* Exercise objective: The records below need retyping in full; give them again exactly.

────────────────────────────────────────

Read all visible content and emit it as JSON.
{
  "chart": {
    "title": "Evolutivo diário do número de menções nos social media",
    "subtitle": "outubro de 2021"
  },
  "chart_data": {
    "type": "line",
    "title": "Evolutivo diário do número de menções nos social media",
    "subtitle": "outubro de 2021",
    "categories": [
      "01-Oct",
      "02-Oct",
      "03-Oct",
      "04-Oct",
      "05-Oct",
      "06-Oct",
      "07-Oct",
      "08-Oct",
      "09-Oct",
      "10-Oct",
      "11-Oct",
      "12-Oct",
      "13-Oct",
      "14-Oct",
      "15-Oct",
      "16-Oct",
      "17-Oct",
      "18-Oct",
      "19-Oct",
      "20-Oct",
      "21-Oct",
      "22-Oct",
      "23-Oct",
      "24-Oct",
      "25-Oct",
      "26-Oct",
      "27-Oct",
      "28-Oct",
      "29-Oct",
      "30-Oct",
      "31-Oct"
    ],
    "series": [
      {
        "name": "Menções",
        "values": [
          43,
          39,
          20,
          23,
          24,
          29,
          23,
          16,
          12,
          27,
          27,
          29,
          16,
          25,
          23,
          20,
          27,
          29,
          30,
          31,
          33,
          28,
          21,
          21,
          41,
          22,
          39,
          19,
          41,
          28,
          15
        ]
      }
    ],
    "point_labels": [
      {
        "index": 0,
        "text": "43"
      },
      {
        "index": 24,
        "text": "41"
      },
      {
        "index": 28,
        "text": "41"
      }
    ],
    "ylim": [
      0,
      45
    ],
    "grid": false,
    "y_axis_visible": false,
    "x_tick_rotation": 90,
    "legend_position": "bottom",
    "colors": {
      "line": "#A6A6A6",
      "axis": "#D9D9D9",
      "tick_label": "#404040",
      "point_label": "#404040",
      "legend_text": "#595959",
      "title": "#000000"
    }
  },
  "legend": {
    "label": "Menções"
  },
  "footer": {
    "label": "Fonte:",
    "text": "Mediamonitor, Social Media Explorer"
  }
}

────────────────────────────────────────

* Exercise solution:
Read all visible content and emit it as JSON.
{
  "chart": {
    "title": "Evolutivo diário do número de menções nos social media",
    "subtitle": "outubro de 2021"
  },
  "chart_data": {
    "type": "line",
    "title": "Evolutivo diário do número de menções nos social media",
    "subtitle": "outubro de 2021",
    "categories": [
      "01-Oct",
      "02-Oct",
      "03-Oct",
      "04-Oct",
      "05-Oct",
      "06-Oct",
      "07-Oct",
      "08-Oct",
      "09-Oct",
      "10-Oct",
      "11-Oct",
      "12-Oct",
      "13-Oct",
      "14-Oct",
      "15-Oct",
      "16-Oct",
      "17-Oct",
      "18-Oct",
      "19-Oct",
      "20-Oct",
      "21-Oct",
      "22-Oct",
      "23-Oct",
      "24-Oct",
      "25-Oct",
      "26-Oct",
      "27-Oct",
      "28-Oct",
      "29-Oct",
      "30-Oct",
      "31-Oct"
    ],
    "series": [
      {
        "name": "Menções",
        "values": [
          43,
          39,
          20,
          23,
          24,
          29,
          23,
          16,
          12,
          27,
          27,
          29,
          16,
          25,
          23,
          20,
          27,
          29,
          30,
          31,
          33,
          28,
          21,
          21,
          41,
          22,
          39,
          19,
          41,
          28,
          15
        ]
      }
    ],
    "point_labels": [
      {
        "index": 0,
        "text": "43"
      },
      {
        "index": 24,
        "text": "41"
      },
      {
        "index": 28,
        "text": "41"
      }
    ],
    "ylim": [
      0,
      45
    ],
    "grid": false,
    "y_axis_visible": false,
    "x_tick_rotation": 90,
    "legend_position": "bottom",
    "colors": {
      "line": "#A6A6A6",
      "axis": "#D9D9D9",
      "tick_label": "#404040",
      "point_label": "#404040",
      "legend_text": "#595959",
      "title": "#000000"
    }
  },
  "legend": {
    "label": "Menções"
  },
  "footer": {
    "label": "Fonte:",
    "text": "Mediamonitor, Social Media Explorer"
  }
}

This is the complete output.